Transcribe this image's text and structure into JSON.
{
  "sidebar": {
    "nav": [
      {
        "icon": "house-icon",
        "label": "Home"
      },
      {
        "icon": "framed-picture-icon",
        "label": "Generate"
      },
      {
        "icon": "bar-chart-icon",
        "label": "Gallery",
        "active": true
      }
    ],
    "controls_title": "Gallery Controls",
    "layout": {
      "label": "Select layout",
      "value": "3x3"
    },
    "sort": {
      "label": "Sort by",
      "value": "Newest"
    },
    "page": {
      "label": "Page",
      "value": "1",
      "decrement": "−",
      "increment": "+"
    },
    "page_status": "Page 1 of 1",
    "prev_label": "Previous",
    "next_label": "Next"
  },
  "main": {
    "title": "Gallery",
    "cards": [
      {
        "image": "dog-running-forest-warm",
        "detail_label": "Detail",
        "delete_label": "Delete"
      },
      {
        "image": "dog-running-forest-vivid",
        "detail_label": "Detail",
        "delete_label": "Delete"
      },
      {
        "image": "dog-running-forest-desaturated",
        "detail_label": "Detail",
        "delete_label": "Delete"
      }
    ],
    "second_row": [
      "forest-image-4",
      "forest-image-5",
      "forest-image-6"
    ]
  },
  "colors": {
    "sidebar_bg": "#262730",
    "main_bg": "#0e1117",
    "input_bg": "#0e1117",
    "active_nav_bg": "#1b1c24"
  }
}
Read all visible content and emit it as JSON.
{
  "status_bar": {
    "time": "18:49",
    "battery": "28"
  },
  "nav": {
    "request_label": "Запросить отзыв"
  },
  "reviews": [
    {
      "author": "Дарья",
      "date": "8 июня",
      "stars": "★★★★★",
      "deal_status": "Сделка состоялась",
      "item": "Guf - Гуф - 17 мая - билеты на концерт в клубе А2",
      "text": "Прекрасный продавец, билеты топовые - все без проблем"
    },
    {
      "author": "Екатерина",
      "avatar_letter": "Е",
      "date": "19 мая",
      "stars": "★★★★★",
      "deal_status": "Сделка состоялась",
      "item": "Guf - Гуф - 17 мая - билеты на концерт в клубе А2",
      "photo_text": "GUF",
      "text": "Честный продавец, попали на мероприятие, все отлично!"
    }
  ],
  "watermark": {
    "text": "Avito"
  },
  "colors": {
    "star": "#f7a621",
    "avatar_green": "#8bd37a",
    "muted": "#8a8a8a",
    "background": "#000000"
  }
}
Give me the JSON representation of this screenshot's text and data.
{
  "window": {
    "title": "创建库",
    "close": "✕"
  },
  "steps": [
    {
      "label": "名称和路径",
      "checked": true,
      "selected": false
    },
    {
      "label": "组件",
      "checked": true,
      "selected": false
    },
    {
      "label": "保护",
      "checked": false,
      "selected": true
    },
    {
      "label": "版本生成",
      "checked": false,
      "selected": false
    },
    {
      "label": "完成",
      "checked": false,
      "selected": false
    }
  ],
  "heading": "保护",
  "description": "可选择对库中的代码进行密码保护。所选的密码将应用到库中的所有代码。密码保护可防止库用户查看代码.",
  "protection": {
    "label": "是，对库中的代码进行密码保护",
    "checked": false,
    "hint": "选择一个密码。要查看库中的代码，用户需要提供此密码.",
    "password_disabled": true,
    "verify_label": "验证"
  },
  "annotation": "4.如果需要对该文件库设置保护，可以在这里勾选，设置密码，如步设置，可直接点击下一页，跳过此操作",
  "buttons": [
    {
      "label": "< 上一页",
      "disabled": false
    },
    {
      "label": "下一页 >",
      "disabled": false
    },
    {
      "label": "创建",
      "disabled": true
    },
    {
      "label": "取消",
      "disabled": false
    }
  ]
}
• • • • •
Your goal: Among the records above, find each line holding the string "icon" and pull it out.

Solution to this exercise:
        "icon": "house-icon",
        "icon": "framed-picture-icon",
        "icon": "bar-chart-icon",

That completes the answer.